What the exercise asks :: Everything in the listing except the pictures should be written out exactly.

Records supplied ::

########

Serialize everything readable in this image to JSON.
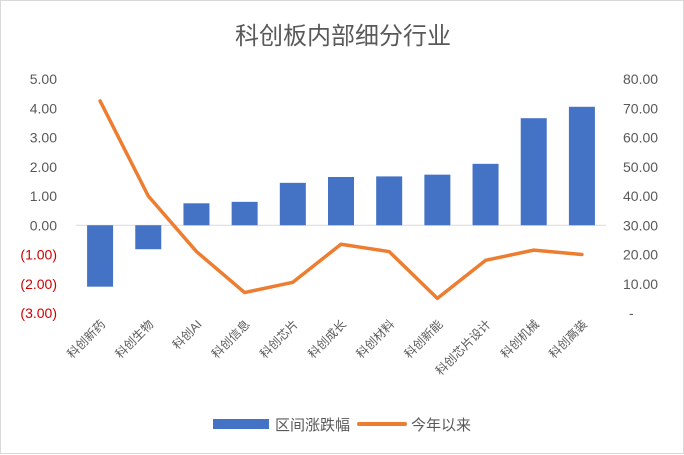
{
  "chart_data": {
    "type": "bar",
    "title": "科创板内部细分行业",
    "categories": [
      "科创新药",
      "科创生物",
      "科创AI",
      "科创信息",
      "科创芯片",
      "科创成长",
      "科创材料",
      "科创新能",
      "科创芯片设计",
      "科创机械",
      "科创高装"
    ],
    "series": [
      {
        "name": "区间涨跌幅",
        "type": "bar",
        "axis": "left",
        "color": "#4472C4",
        "values": [
          -2.1,
          -0.82,
          0.75,
          0.8,
          1.45,
          1.65,
          1.67,
          1.73,
          2.1,
          3.66,
          4.05
        ]
      },
      {
        "name": "今年以来",
        "type": "line",
        "axis": "right",
        "color": "#ED7D31",
        "values": [
          72.5,
          40.0,
          21.0,
          7.0,
          10.5,
          23.5,
          21.0,
          5.0,
          18.0,
          21.5,
          20.0
        ]
      }
    ],
    "y_left": {
      "min": -3,
      "max": 5,
      "step": 1,
      "tick_labels": [
        "(3.00)",
        "(2.00)",
        "(1.00)",
        "0.00",
        "1.00",
        "2.00",
        "3.00",
        "4.00",
        "5.00"
      ]
    },
    "y_right": {
      "min": 0,
      "max": 80,
      "step": 10,
      "tick_labels": [
        "-",
        "10.00",
        "20.00",
        "30.00",
        "40.00",
        "50.00",
        "60.00",
        "70.00",
        "80.00"
      ]
    },
    "negative_tick_color": "#C00000",
    "grid": false,
    "legend_position": "bottom"
  }
}
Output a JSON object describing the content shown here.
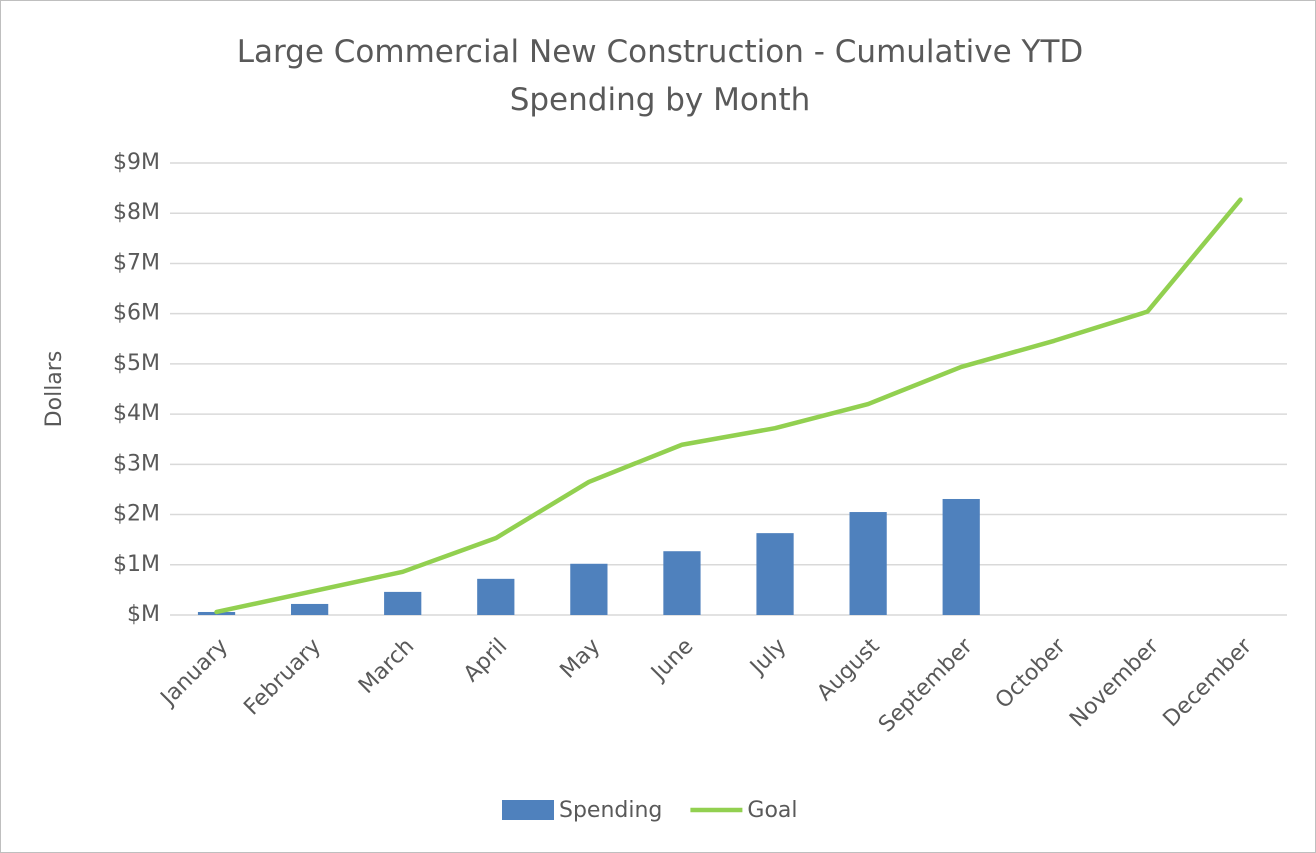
{
  "chart_data": {
    "type": "bar",
    "title": "Large Commercial New Construction - Cumulative YTD Spending by Month",
    "y_label": "Dollars",
    "categories": [
      "January",
      "February",
      "March",
      "April",
      "May",
      "June",
      "July",
      "August",
      "September",
      "October",
      "November",
      "December"
    ],
    "series": [
      {
        "name": "Spending",
        "type": "bar",
        "color": "#4f81bd",
        "values": [
          60000,
          220000,
          460000,
          720000,
          1020000,
          1270000,
          1630000,
          2050000,
          2310000,
          null,
          null,
          null
        ]
      },
      {
        "name": "Goal",
        "type": "line",
        "color": "#92d050",
        "values": [
          60000,
          460000,
          860000,
          1530000,
          2650000,
          3390000,
          3720000,
          4200000,
          4940000,
          5460000,
          6040000,
          8270000
        ]
      }
    ],
    "ylim": [
      0,
      9000000
    ],
    "yticks": [
      {
        "value": 0,
        "label": "$M"
      },
      {
        "value": 1000000,
        "label": "$1M"
      },
      {
        "value": 2000000,
        "label": "$2M"
      },
      {
        "value": 3000000,
        "label": "$3M"
      },
      {
        "value": 4000000,
        "label": "$4M"
      },
      {
        "value": 5000000,
        "label": "$5M"
      },
      {
        "value": 6000000,
        "label": "$6M"
      },
      {
        "value": 7000000,
        "label": "$7M"
      },
      {
        "value": 8000000,
        "label": "$8M"
      },
      {
        "value": 9000000,
        "label": "$9M"
      }
    ],
    "grid": true,
    "legend": "bottom"
  }
}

########

Full solution ::
Serialize everything readable in this image to JSON.
{
  "chart_data": {
    "type": "bar",
    "title": "科创板内部细分行业",
    "categories": [
      "科创新药",
      "科创生物",
      "科创AI",
      "科创信息",
      "科创芯片",
      "科创成长",
      "科创材料",
      "科创新能",
      "科创芯片设计",
      "科创机械",
      "科创高装"
    ],
    "series": [
      {
        "name": "区间涨跌幅",
        "type": "bar",
        "axis": "left",
        "color": "#4472C4",
        "values": [
          -2.1,
          -0.82,
          0.75,
          0.8,
          1.45,
          1.65,
          1.67,
          1.73,
          2.1,
          3.66,
          4.05
        ]
      },
      {
        "name": "今年以来",
        "type": "line",
        "axis": "right",
        "color": "#ED7D31",
        "values": [
          72.5,
          40.0,
          21.0,
          7.0,
          10.5,
          23.5,
          21.0,
          5.0,
          18.0,
          21.5,
          20.0
        ]
      }
    ],
    "y_left": {
      "min": -3,
      "max": 5,
      "step": 1,
      "tick_labels": [
        "(3.00)",
        "(2.00)",
        "(1.00)",
        "0.00",
        "1.00",
        "2.00",
        "3.00",
        "4.00",
        "5.00"
      ]
    },
    "y_right": {
      "min": 0,
      "max": 80,
      "step": 10,
      "tick_labels": [
        "-",
        "10.00",
        "20.00",
        "30.00",
        "40.00",
        "50.00",
        "60.00",
        "70.00",
        "80.00"
      ]
    },
    "negative_tick_color": "#C00000",
    "grid": false,
    "legend_position": "bottom"
  }
}
Output a JSON object describing the content shown here.
{
  "chart_data": {
    "type": "bar",
    "title": "Large Commercial New Construction - Cumulative YTD Spending by Month",
    "y_label": "Dollars",
    "categories": [
      "January",
      "February",
      "March",
      "April",
      "May",
      "June",
      "July",
      "August",
      "September",
      "October",
      "November",
      "December"
    ],
    "series": [
      {
        "name": "Spending",
        "type": "bar",
        "color": "#4f81bd",
        "values": [
          60000,
          220000,
          460000,
          720000,
          1020000,
          1270000,
          1630000,
          2050000,
          2310000,
          null,
          null,
          null
        ]
      },
      {
        "name": "Goal",
        "type": "line",
        "color": "#92d050",
        "values": [
          60000,
          460000,
          860000,
          1530000,
          2650000,
          3390000,
          3720000,
          4200000,
          4940000,
          5460000,
          6040000,
          8270000
        ]
      }
    ],
    "ylim": [
      0,
      9000000
    ],
    "yticks": [
      {
        "value": 0,
        "label": "$M"
      },
      {
        "value": 1000000,
        "label": "$1M"
      },
      {
        "value": 2000000,
        "label": "$2M"
      },
      {
        "value": 3000000,
        "label": "$3M"
      },
      {
        "value": 4000000,
        "label": "$4M"
      },
      {
        "value": 5000000,
        "label": "$5M"
      },
      {
        "value": 6000000,
        "label": "$6M"
      },
      {
        "value": 7000000,
        "label": "$7M"
      },
      {
        "value": 8000000,
        "label": "$8M"
      },
      {
        "value": 9000000,
        "label": "$9M"
      }
    ],
    "grid": true,
    "legend": "bottom"
  }
}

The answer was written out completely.